What you are asked to do –
Copy out all lines with the word "name" in them.

=== Dataset content ===

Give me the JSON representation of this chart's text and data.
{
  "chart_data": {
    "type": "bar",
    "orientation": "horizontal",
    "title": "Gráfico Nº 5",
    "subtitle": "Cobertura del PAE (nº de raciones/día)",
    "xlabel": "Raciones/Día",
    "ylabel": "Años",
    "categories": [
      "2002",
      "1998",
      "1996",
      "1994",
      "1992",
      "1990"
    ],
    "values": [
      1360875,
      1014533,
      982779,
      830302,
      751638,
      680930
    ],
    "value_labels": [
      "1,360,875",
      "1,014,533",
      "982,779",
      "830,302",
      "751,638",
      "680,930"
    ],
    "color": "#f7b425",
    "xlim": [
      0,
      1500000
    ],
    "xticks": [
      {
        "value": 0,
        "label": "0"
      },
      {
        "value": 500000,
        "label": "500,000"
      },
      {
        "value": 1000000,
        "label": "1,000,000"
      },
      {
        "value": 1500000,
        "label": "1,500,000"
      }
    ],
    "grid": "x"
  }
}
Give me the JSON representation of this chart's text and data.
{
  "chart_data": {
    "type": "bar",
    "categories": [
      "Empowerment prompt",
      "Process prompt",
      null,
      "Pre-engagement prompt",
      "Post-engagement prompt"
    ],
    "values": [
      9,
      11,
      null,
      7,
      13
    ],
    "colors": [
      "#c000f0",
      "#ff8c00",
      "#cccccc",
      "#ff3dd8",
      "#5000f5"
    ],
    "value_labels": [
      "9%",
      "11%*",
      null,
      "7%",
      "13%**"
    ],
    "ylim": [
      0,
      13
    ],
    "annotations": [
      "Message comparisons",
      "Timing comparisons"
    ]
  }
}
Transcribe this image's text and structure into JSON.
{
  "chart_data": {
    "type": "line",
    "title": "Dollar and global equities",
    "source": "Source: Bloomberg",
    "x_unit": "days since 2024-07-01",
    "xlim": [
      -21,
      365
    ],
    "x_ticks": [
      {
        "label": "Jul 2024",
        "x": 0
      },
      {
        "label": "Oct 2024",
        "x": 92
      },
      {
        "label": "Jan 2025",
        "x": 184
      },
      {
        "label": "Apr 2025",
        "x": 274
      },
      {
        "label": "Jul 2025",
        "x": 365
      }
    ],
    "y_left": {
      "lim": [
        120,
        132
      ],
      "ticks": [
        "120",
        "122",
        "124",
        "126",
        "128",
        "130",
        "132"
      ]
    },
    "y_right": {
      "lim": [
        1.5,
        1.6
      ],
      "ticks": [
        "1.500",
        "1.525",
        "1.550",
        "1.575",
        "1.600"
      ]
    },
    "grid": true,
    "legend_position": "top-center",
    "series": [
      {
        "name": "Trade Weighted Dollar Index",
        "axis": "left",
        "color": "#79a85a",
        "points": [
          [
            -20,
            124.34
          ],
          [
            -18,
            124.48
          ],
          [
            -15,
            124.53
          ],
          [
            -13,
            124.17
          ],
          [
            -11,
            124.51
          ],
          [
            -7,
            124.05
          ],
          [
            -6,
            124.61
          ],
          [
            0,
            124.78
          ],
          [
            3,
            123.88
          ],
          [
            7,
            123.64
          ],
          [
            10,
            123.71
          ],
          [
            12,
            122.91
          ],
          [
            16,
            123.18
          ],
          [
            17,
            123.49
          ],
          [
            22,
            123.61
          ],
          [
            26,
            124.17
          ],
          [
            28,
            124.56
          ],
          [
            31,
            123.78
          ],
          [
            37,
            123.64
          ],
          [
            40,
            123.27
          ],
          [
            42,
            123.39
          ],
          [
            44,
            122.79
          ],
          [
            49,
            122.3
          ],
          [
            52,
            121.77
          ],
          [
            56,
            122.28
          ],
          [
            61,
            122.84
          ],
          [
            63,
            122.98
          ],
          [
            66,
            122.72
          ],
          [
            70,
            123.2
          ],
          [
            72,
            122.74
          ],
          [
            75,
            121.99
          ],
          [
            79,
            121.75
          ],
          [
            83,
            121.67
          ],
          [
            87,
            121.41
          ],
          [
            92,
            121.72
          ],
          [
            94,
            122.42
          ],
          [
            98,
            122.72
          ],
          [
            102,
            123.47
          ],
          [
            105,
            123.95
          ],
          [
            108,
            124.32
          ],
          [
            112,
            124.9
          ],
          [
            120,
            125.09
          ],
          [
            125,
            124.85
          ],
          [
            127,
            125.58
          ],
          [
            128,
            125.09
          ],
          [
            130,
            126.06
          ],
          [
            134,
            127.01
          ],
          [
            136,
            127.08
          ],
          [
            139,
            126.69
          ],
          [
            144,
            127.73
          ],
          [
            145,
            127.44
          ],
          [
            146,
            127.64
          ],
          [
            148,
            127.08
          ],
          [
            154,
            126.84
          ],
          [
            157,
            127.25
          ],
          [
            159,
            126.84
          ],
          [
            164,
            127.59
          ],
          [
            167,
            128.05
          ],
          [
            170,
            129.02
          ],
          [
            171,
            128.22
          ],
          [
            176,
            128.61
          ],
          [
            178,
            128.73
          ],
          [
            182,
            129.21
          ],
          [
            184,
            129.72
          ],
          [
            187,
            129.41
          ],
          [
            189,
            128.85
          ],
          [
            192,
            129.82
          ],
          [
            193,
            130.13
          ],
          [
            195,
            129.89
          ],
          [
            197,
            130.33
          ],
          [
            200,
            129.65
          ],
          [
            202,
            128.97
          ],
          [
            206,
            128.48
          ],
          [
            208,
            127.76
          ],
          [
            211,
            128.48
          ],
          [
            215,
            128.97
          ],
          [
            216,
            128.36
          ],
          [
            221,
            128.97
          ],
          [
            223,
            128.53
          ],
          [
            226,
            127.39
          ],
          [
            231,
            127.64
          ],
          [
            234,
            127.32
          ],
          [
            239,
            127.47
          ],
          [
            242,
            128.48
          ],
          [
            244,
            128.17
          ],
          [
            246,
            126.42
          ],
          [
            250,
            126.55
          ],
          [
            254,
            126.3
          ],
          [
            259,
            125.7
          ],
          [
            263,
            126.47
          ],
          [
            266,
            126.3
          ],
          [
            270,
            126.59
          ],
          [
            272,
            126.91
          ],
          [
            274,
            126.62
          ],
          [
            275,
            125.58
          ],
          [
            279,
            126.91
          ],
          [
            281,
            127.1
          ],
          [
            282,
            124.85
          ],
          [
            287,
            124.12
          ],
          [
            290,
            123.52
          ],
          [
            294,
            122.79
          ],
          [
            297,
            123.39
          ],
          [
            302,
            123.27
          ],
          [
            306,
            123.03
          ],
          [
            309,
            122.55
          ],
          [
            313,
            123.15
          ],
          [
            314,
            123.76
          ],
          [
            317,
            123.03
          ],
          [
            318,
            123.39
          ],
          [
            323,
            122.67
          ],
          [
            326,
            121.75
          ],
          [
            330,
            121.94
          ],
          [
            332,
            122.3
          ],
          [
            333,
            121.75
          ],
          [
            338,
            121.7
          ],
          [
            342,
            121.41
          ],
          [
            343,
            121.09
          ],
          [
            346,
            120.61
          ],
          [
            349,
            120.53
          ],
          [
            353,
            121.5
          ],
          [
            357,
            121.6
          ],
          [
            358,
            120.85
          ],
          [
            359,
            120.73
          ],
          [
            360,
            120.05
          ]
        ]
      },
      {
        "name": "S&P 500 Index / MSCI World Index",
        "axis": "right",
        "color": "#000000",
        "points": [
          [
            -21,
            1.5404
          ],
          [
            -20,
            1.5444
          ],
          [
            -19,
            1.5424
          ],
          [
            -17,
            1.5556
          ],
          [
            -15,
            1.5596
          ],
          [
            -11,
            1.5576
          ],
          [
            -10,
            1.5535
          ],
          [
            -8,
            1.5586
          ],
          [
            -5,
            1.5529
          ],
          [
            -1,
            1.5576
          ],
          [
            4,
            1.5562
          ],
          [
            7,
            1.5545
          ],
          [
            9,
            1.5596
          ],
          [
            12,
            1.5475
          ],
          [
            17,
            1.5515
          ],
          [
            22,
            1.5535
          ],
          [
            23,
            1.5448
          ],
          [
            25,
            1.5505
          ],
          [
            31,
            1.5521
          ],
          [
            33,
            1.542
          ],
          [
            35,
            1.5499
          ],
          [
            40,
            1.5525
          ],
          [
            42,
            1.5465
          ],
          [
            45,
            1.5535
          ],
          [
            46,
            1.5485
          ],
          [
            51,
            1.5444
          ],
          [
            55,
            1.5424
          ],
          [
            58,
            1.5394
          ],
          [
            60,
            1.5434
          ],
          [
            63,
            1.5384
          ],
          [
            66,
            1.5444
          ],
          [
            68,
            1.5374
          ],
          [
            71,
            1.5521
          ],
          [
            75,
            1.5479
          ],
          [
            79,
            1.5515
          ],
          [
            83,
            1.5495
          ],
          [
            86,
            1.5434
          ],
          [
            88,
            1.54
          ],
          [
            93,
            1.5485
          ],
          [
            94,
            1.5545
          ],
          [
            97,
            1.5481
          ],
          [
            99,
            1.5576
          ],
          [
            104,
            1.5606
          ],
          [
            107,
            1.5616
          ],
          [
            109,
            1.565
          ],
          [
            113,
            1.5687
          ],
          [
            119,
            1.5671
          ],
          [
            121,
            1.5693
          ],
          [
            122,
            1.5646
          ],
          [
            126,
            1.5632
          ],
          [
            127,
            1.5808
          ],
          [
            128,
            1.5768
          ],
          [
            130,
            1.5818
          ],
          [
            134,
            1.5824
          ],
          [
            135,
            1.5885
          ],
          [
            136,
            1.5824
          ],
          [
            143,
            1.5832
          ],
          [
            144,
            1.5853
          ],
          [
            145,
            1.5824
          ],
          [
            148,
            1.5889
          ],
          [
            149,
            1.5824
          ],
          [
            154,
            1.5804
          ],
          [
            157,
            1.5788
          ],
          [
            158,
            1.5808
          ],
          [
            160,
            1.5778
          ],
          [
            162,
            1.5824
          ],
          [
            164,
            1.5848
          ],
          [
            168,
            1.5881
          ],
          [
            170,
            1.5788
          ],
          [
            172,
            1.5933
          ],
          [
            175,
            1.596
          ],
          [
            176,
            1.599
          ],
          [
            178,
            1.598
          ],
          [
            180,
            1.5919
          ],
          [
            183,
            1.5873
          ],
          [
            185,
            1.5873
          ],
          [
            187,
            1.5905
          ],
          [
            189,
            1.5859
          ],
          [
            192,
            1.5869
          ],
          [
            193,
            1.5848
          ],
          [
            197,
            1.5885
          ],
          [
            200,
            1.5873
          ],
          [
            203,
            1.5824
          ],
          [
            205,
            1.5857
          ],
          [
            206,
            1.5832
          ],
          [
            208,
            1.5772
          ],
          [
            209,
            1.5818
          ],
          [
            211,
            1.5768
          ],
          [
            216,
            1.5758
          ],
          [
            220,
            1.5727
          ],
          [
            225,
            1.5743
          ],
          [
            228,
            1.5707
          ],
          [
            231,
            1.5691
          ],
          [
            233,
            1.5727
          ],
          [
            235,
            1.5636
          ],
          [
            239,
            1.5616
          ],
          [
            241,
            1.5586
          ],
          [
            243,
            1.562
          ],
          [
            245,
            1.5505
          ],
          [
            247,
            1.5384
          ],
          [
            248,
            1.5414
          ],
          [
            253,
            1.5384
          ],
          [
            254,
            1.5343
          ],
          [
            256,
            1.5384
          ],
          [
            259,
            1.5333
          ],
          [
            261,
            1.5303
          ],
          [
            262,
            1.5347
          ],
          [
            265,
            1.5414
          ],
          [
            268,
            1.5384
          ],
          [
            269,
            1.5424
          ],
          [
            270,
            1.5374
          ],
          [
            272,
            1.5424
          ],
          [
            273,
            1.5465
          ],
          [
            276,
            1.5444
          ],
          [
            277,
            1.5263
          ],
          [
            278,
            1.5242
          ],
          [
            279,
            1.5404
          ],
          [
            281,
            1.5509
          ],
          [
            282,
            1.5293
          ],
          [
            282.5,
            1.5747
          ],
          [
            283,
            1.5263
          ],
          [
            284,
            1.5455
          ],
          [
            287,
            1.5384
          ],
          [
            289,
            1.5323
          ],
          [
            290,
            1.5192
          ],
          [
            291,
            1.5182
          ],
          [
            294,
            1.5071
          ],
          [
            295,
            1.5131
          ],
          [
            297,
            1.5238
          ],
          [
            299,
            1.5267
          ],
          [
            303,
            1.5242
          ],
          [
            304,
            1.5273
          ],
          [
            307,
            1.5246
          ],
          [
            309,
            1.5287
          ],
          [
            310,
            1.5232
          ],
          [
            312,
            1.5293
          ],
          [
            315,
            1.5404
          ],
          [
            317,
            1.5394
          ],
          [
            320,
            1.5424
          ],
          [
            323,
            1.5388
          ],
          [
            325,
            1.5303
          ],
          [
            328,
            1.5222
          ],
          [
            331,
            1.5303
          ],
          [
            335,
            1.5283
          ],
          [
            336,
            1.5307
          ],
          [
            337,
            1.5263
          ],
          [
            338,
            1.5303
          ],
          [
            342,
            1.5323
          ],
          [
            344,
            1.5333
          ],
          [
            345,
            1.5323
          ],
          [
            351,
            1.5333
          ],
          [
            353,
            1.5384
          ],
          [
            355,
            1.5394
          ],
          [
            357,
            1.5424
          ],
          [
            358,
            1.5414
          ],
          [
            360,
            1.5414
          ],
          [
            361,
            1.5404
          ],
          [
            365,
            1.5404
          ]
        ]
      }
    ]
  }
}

===

Completed task –
        "name": "Trade Weighted Dollar Index",
        "name": "S&P 500 Index / MSCI World Index",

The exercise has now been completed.